Exercise prompt: Omit all pictures, then retype the data exactly as given.
** BEGIN Recorded information **
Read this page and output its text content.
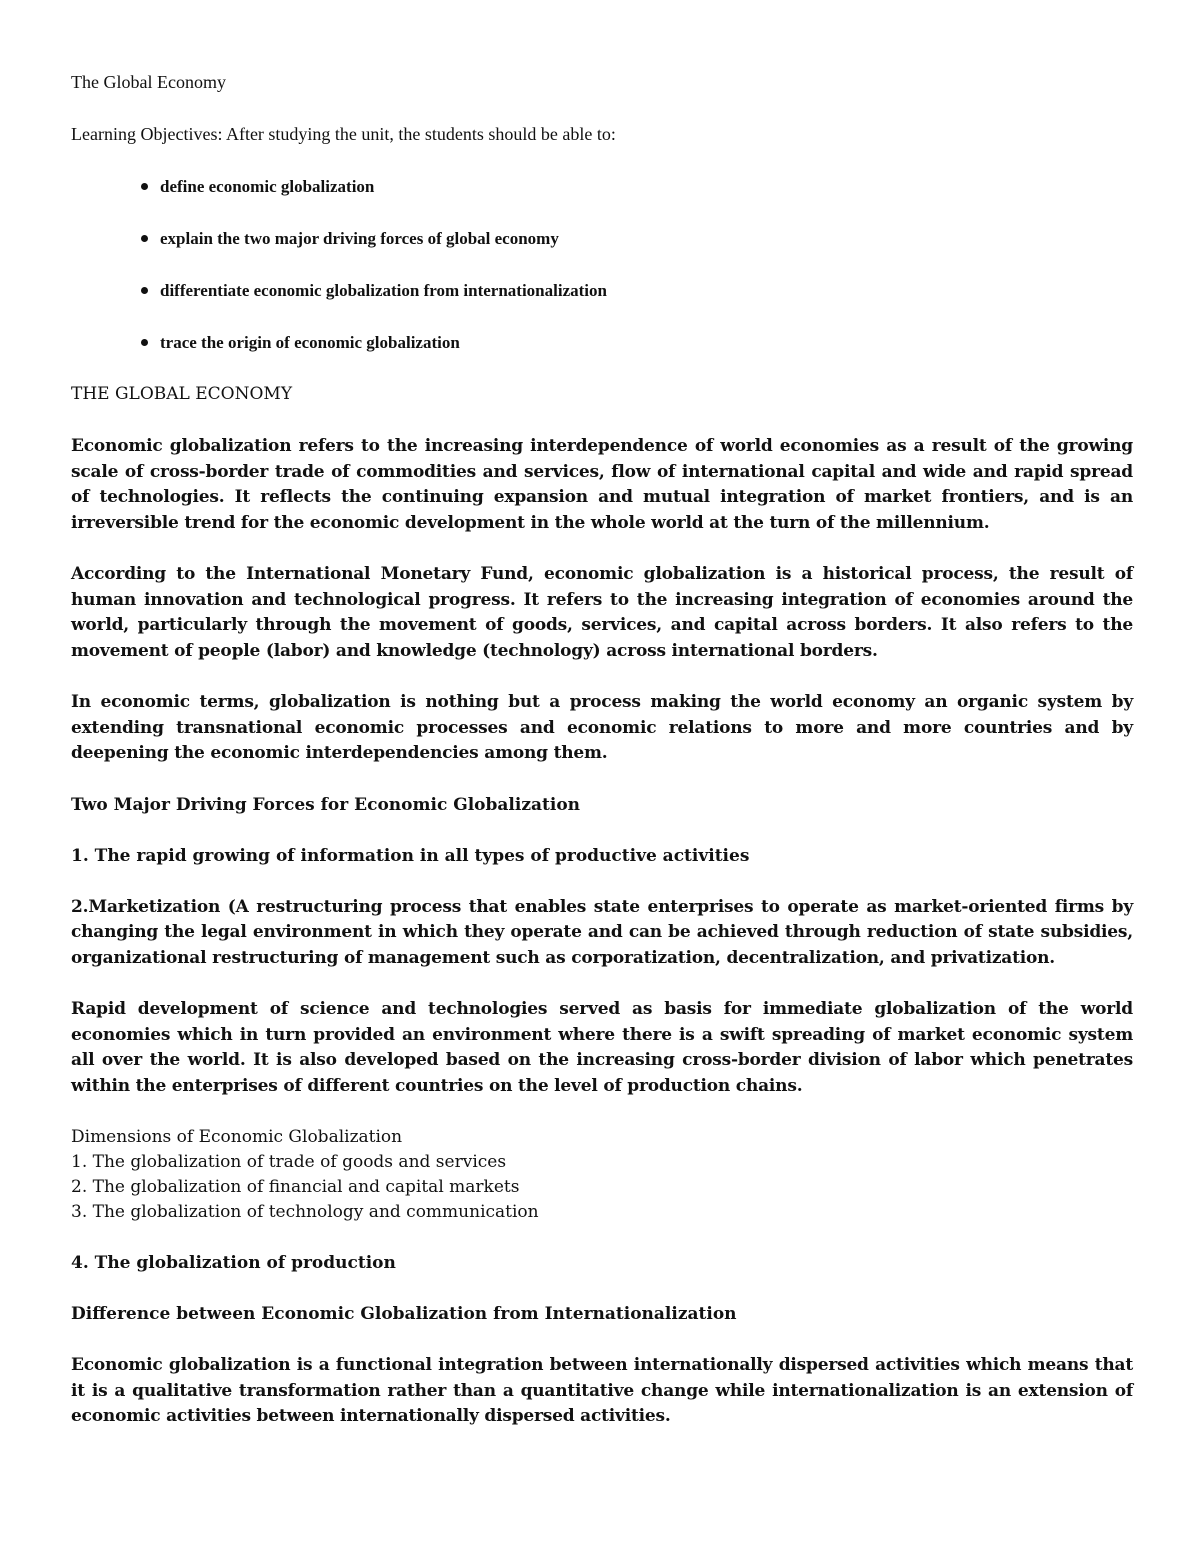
The Global Economy

Learning Objectives: After studying the unit, the students should be able to:

define economic globalization
explain the two major driving forces of global economy
differentiate economic globalization from internationalization
trace the origin of economic globalization

THE GLOBAL ECONOMY

Economic globalization refers to the increasing interdependence of world economies as a result of the growing scale of cross-border trade of commodities and services, flow of international capital and wide and rapid spread of technologies. It reflects the continuing expansion and mutual integration of market frontiers, and is an irreversible trend for the economic development in the whole world at the turn of the millennium.

According to the International Monetary Fund, economic globalization is a historical process, the result of human innovation and technological progress. It refers to the increasing integration of economies around the world, particularly through the movement of goods, services, and capital across borders. It also refers to the movement of people (labor) and knowledge (technology) across international borders.

In economic terms, globalization is nothing but a process making the world economy an organic system by extending transnational economic processes and economic relations to more and more countries and by deepening the economic interdependencies among them.

Two Major Driving Forces for Economic Globalization

1. The rapid growing of information in all types of productive activities

2.Marketization (A restructuring process that enables state enterprises to operate as market-oriented firms by changing the legal environment in which they operate and can be achieved through reduction of state subsidies, organizational restructuring of management such as corporatization, decentralization, and privatization.

Rapid development of science and technologies served as basis for immediate globalization of the world economies which in turn provided an environment where there is a swift spreading of market economic system all over the world. It is also developed based on the increasing cross-border division of labor which penetrates within the enterprises of different countries on the level of production chains.

Dimensions of Economic Globalization

1. The globalization of trade of goods and services

2. The globalization of financial and capital markets

3. The globalization of technology and communication

4. The globalization of production

Difference between Economic Globalization from Internationalization

Economic globalization is a functional integration between internationally dispersed activities which means that it is a qualitative transformation rather than a quantitative change while internationalization is an extension of economic activities between internationally dispersed activities.
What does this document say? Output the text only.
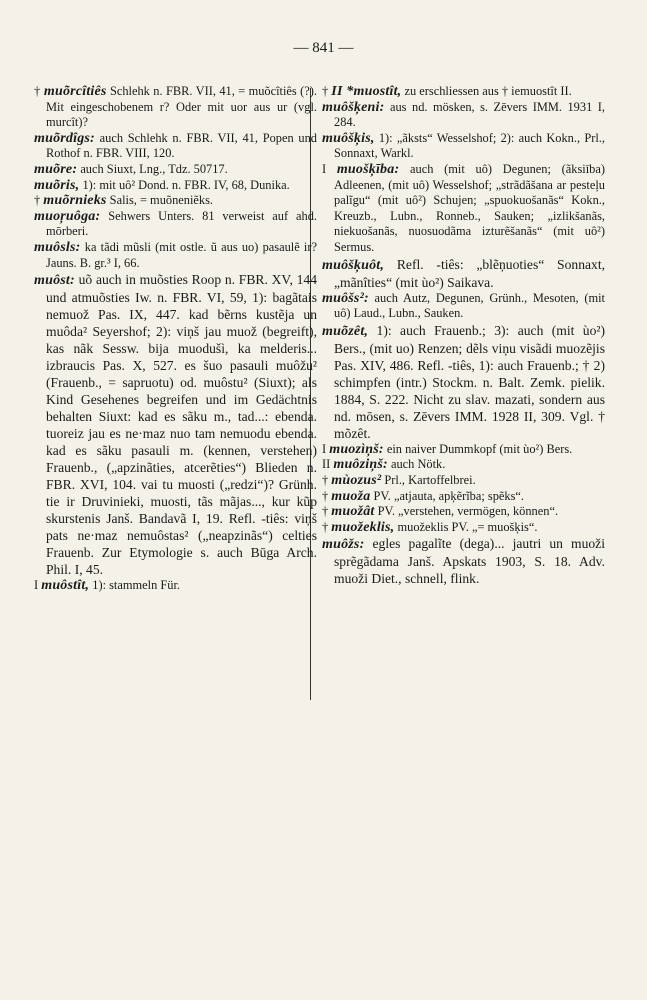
— 841 —

† muõrcîtiês Schlehk n. FBR. VII, 41, = muõcîtiês (?). Mit eingeschobenem r? Oder mit uor aus ur (vgl. murcît)?

muõrdîgs: auch Schlehk n. FBR. VII, 41, Popen und Rothof n. FBR. VIII, 120.

muõre: auch Siuxt, Lng., Tdz. 50717.

muõris, 1): mit uô² Dond. n. FBR. IV, 68, Dunika.

† muõrnieks Salis, = muõneniẽks.

muoŗuôga: Sehwers Unters. 81 verweist auf ahd. mōrberi.

muôsls: ka tãdi mũsli (mit ostle. ũ aus uo) pasaulẽ ir? Jauns. B. gr.³ I, 66.

muôst: uõ auch in muõsties Roop n. FBR. XV, 144 und atmuõsties Iw. n. FBR. VI, 59, 1): bagãtais nemuož Pas. IX, 447. kad bẽrns kustẽja un muôda² Seyershof; 2): viņš jau muož (begreift), kas nãk Sessw. bija muodušì, ka melderis... izbraucis Pas. X, 527. es šuo pasauli muôžu² (Frauenb., = sapruotu) od. muôstu² (Siuxt); als Kind Gesehenes begreifen und im Gedächtnis behalten Siuxt: kad es sãku m., tad...: ebenda. tuoreiz jau es ne·maz nuo tam nemuodu ebenda. kad es sãku pasauli m. (kennen, verstehen) Frauenb., („apzinãties, atcerẽties“) Blieden n. FBR. XVI, 104. vai tu muosti („redzi“)? Grünh. tie ir Druvinieki, muosti, tãs mãjas..., kur kũp skurstenis Janš. Bandavã I, 19. Refl. -tiês: viņš pats ne·maz nemuôstas² („neapzinãs“) celties Frauenb. Zur Etymologie s. auch Būga Arch. Phil. I, 45.

I muôstît, 1): stammeln Für.

† II *muostît, zu erschliessen aus † iemuostît II.

muôšķeni: aus nd. mösken, s. Zēvers IMM. 1931 I, 284.

muôšķis, 1): „ãksts“ Wesselshof; 2): auch Kokn., Prl., Sonnaxt, Warkl.

I muošķība: auch (mit uô) Degunen; (ãksiība) Adleenen, (mit uô) Wesselshof; „strãdãšana ar pesteļu palĩgu“ (mit uô²) Schujen; „spuokuošanãs“ Kokn., Kreuzb., Lubn., Ronneb., Sauken; „izlikšanãs, niekuošanãs, nuosuodãma izturẽšanãs“ (mit uô²) Sermus.

muôšķuôt, Refl. -tiês: „blẽņuoties“ Sonnaxt, „mãnîties“ (mit ùo²) Saikava.

muôšs²: auch Autz, Degunen, Grünh., Mesoten, (mit uô) Laud., Lubn., Sauken.

muõzêt, 1): auch Frauenb.; 3): auch (mit ùo²) Bers., (mit uo) Renzen; dẽls viņu visãdi muozẽjis Pas. XIV, 486. Refl. -tiês, 1): auch Frauenb.; † 2) schimpfen (intr.) Stockm. n. Balt. Zemk. pielik. 1884, S. 222. Nicht zu slav. mazati, sondern aus nd. mōsen, s. Zēvers IMM. 1928 II, 309. Vgl. † mõzêt.

I muozìņš: ein naiver Dummkopf (mit ùo²) Bers.

II muôziņš: auch Nötk.

† mùozus² Prl., Kartoffelbrei.

† muoža PV. „atjauta, apķẽrĩba; spẽks“.

† muožât PV. „verstehen, vermögen, können“.

† muožeklis, muožeklis PV. „= muošķis“.

muôžs: egles pagalĩte (dega)... jautri un muoži sprẽgãdama Janš. Apskats 1903, S. 18. Adv. muoži Diet., schnell, flink.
** END Recorded information **
Response to the exercise:
Read this page and output its text content.
The Global Economy

Learning Objectives: After studying the unit, the students should be able to:

define economic globalization
explain the two major driving forces of global economy
differentiate economic globalization from internationalization
trace the origin of economic globalization

THE GLOBAL ECONOMY

Economic globalization refers to the increasing interdependence of world economies as a result of the growing scale of cross-border trade of commodities and services, flow of international capital and wide and rapid spread of technologies. It reflects the continuing expansion and mutual integration of market frontiers, and is an irreversible trend for the economic development in the whole world at the turn of the millennium.

According to the International Monetary Fund, economic globalization is a historical process, the result of human innovation and technological progress. It refers to the increasing integration of economies around the world, particularly through the movement of goods, services, and capital across borders. It also refers to the movement of people (labor) and knowledge (technology) across international borders.

In economic terms, globalization is nothing but a process making the world economy an organic system by extending transnational economic processes and economic relations to more and more countries and by deepening the economic interdependencies among them.

Two Major Driving Forces for Economic Globalization

1. The rapid growing of information in all types of productive activities

2.Marketization (A restructuring process that enables state enterprises to operate as market-oriented firms by changing the legal environment in which they operate and can be achieved through reduction of state subsidies, organizational restructuring of management such as corporatization, decentralization, and privatization.

Rapid development of science and technologies served as basis for immediate globalization of the world economies which in turn provided an environment where there is a swift spreading of market economic system all over the world. It is also developed based on the increasing cross-border division of labor which penetrates within the enterprises of different countries on the level of production chains.

Dimensions of Economic Globalization

1. The globalization of trade of goods and services

2. The globalization of financial and capital markets

3. The globalization of technology and communication

4. The globalization of production

Difference between Economic Globalization from Internationalization

Economic globalization is a functional integration between internationally dispersed activities which means that it is a qualitative transformation rather than a quantitative change while internationalization is an extension of economic activities between internationally dispersed activities.
What does this document say? Output the text only.
— 841 —

† muõrcîtiês Schlehk n. FBR. VII, 41, = muõcîtiês (?). Mit eingeschobenem r? Oder mit uor aus ur (vgl. murcît)?

muõrdîgs: auch Schlehk n. FBR. VII, 41, Popen und Rothof n. FBR. VIII, 120.

muõre: auch Siuxt, Lng., Tdz. 50717.

muõris, 1): mit uô² Dond. n. FBR. IV, 68, Dunika.

† muõrnieks Salis, = muõneniẽks.

muoŗuôga: Sehwers Unters. 81 verweist auf ahd. mōrberi.

muôsls: ka tãdi mũsli (mit ostle. ũ aus uo) pasaulẽ ir? Jauns. B. gr.³ I, 66.

muôst: uõ auch in muõsties Roop n. FBR. XV, 144 und atmuõsties Iw. n. FBR. VI, 59, 1): bagãtais nemuož Pas. IX, 447. kad bẽrns kustẽja un muôda² Seyershof; 2): viņš jau muož (begreift), kas nãk Sessw. bija muodušì, ka melderis... izbraucis Pas. X, 527. es šuo pasauli muôžu² (Frauenb., = sapruotu) od. muôstu² (Siuxt); als Kind Gesehenes begreifen und im Gedächtnis behalten Siuxt: kad es sãku m., tad...: ebenda. tuoreiz jau es ne·maz nuo tam nemuodu ebenda. kad es sãku pasauli m. (kennen, verstehen) Frauenb., („apzinãties, atcerẽties“) Blieden n. FBR. XVI, 104. vai tu muosti („redzi“)? Grünh. tie ir Druvinieki, muosti, tãs mãjas..., kur kũp skurstenis Janš. Bandavã I, 19. Refl. -tiês: viņš pats ne·maz nemuôstas² („neapzinãs“) celties Frauenb. Zur Etymologie s. auch Būga Arch. Phil. I, 45.

I muôstît, 1): stammeln Für.

† II *muostît, zu erschliessen aus † iemuostît II.

muôšķeni: aus nd. mösken, s. Zēvers IMM. 1931 I, 284.

muôšķis, 1): „ãksts“ Wesselshof; 2): auch Kokn., Prl., Sonnaxt, Warkl.

I muošķība: auch (mit uô) Degunen; (ãksiība) Adleenen, (mit uô) Wesselshof; „strãdãšana ar pesteļu palĩgu“ (mit uô²) Schujen; „spuokuošanãs“ Kokn., Kreuzb., Lubn., Ronneb., Sauken; „izlikšanãs, niekuošanãs, nuosuodãma izturẽšanãs“ (mit uô²) Sermus.

muôšķuôt, Refl. -tiês: „blẽņuoties“ Sonnaxt, „mãnîties“ (mit ùo²) Saikava.

muôšs²: auch Autz, Degunen, Grünh., Mesoten, (mit uô) Laud., Lubn., Sauken.

muõzêt, 1): auch Frauenb.; 3): auch (mit ùo²) Bers., (mit uo) Renzen; dẽls viņu visãdi muozẽjis Pas. XIV, 486. Refl. -tiês, 1): auch Frauenb.; † 2) schimpfen (intr.) Stockm. n. Balt. Zemk. pielik. 1884, S. 222. Nicht zu slav. mazati, sondern aus nd. mōsen, s. Zēvers IMM. 1928 II, 309. Vgl. † mõzêt.

I muozìņš: ein naiver Dummkopf (mit ùo²) Bers.

II muôziņš: auch Nötk.

† mùozus² Prl., Kartoffelbrei.

† muoža PV. „atjauta, apķẽrĩba; spẽks“.

† muožât PV. „verstehen, vermögen, können“.

† muožeklis, muožeklis PV. „= muošķis“.

muôžs: egles pagalĩte (dega)... jautri un muoži sprẽgãdama Janš. Apskats 1903, S. 18. Adv. muoži Diet., schnell, flink.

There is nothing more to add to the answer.